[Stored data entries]

○ ○ ○

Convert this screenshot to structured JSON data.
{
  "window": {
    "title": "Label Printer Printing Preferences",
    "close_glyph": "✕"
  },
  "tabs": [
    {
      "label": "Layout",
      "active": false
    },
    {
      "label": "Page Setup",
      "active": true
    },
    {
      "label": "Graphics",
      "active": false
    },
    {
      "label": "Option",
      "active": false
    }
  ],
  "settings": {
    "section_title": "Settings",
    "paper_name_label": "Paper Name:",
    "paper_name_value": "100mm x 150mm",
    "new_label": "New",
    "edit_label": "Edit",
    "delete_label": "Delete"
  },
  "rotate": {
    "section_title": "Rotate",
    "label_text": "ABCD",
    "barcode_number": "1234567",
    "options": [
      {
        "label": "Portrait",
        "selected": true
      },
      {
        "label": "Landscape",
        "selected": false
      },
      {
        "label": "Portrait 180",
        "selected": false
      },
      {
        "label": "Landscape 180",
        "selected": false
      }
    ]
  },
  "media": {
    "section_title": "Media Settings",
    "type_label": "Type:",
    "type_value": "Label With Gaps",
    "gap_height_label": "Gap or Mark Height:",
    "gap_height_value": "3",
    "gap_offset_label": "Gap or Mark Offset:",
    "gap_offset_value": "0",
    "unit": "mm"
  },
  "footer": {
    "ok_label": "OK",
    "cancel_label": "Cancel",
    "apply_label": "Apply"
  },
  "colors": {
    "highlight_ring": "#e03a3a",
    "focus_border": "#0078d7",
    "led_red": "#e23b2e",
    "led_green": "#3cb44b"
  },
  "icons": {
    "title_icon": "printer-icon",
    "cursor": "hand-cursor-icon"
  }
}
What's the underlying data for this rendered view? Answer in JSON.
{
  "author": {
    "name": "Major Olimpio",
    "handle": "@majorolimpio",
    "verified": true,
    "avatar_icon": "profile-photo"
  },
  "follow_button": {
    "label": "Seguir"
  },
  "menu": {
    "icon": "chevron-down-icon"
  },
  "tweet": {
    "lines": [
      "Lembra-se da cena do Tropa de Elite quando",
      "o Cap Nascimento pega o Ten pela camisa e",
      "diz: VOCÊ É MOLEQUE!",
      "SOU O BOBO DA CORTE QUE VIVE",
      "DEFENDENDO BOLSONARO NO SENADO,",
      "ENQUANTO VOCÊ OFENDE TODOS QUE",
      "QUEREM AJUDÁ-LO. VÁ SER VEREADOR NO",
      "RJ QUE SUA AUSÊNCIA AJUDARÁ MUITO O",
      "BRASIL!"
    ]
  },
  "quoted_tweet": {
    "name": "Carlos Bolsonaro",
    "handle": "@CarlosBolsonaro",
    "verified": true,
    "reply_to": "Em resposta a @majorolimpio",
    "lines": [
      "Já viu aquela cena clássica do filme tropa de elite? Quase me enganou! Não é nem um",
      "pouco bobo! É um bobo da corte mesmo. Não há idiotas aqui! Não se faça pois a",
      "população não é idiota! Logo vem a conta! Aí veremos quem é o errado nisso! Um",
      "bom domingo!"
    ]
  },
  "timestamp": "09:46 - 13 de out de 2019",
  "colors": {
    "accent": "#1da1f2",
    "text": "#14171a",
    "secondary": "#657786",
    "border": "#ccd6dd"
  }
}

○ ○ ○

Where a line of the records above holds the word "Landscape", copy that line.

## ANSWER TO THE TASK
        "label": "Landscape",
        "label": "Landscape 180",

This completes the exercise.